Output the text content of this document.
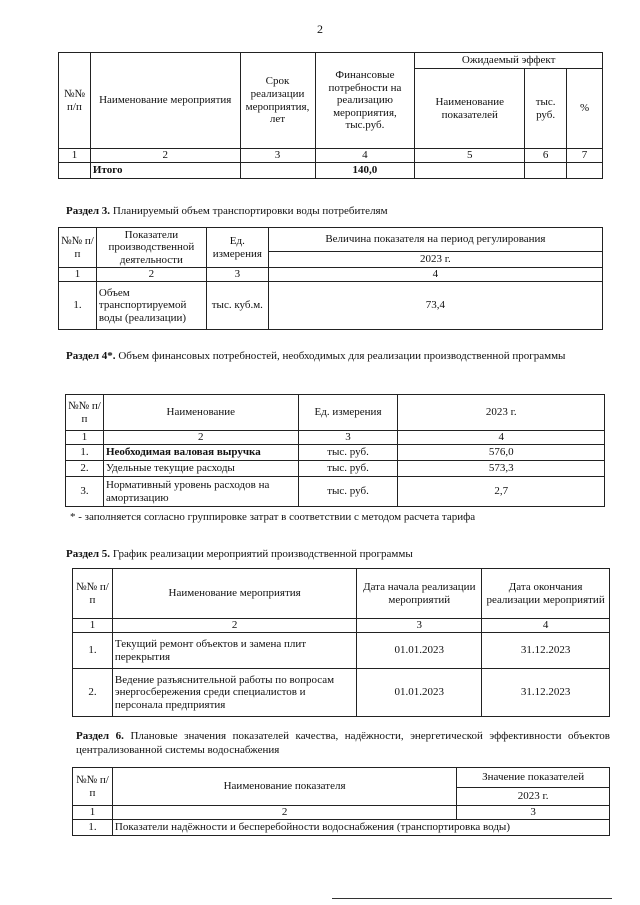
2
№№ п/п	Наименование мероприятия	Срок реализации мероприятия, лет	Финансовые потребности на реализацию мероприятия, тыс.руб.	Ожидаемый эффект		
				Наименование показателей	тыс. руб.	%
1	2	3	4	5	6	7
	Итого		140,0			
Раздел 3. Планируемый объем транспортировки воды потребителям
№№ п/п	Показатели производственной деятельности	Ед. измерения	Величина показателя на период регулирования
			2023 г.
1	2	3	4
1.	Объем транспортируемой воды (реализации)	тыс. куб.м.	73,4
Раздел 4*. Объем финансовых потребностей, необходимых для реализации производственной программы
№№ п/п	Наименование	Ед. измерения	2023 г.
1	2	3	4
1.	Необходимая валовая выручка	тыс. руб.	576,0
2.	Удельные текущие расходы	тыс. руб.	573,3
3.	Нормативный уровень расходов на амортизацию	тыс. руб.	2,7
* - заполняется согласно группировке затрат в соответствии с методом расчета тарифа
Раздел 5. График реализации мероприятий производственной программы
№№ п/п	Наименование мероприятия	Дата начала реализации мероприятий	Дата окончания реализации мероприятий
1	2	3	4
1.	Текущий ремонт объектов и замена плит перекрытия	01.01.2023	31.12.2023
2.	Ведение разъяснительной работы по вопросам энергосбережения среди специалистов и персонала предприятия	01.01.2023	31.12.2023
Раздел 6. Плановые значения показателей качества, надёжности, энергетической эффективности объектов централизованной системы водоснабжения
№№ п/п	Наименование показателя	Значение показателей
		2023 г.
1	2	3
1.	Показатели надёжности и бесперебойности водоснабжения (транспортировка воды)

====

### [Objective]
Output all the records, word for word, with no pictures in the copy.

### [Result for this task]
Output the text content of this document.
2
№№ п/п	Наименование мероприятия	Срок реализации мероприятия, лет	Финансовые потребности на реализацию мероприятия, тыс.руб.	Ожидаемый эффект		
				Наименование показателей	тыс. руб.	%
1	2	3	4	5	6	7
	Итого		140,0			
Раздел 3. Планируемый объем транспортировки воды потребителям
№№ п/п	Показатели производственной деятельности	Ед. измерения	Величина показателя на период регулирования
			2023 г.
1	2	3	4
1.	Объем транспортируемой воды (реализации)	тыс. куб.м.	73,4
Раздел 4*. Объем финансовых потребностей, необходимых для реализации производственной программы
№№ п/п	Наименование	Ед. измерения	2023 г.
1	2	3	4
1.	Необходимая валовая выручка	тыс. руб.	576,0
2.	Удельные текущие расходы	тыс. руб.	573,3
3.	Нормативный уровень расходов на амортизацию	тыс. руб.	2,7
* - заполняется согласно группировке затрат в соответствии с методом расчета тарифа
Раздел 5. График реализации мероприятий производственной программы
№№ п/п	Наименование мероприятия	Дата начала реализации мероприятий	Дата окончания реализации мероприятий
1	2	3	4
1.	Текущий ремонт объектов и замена плит перекрытия	01.01.2023	31.12.2023
2.	Ведение разъяснительной работы по вопросам энергосбережения среди специалистов и персонала предприятия	01.01.2023	31.12.2023
Раздел 6. Плановые значения показателей качества, надёжности, энергетической эффективности объектов централизованной системы водоснабжения
№№ п/п	Наименование показателя	Значение показателей
		2023 г.
1	2	3
1.	Показатели надёжности и бесперебойности водоснабжения (транспортировка воды)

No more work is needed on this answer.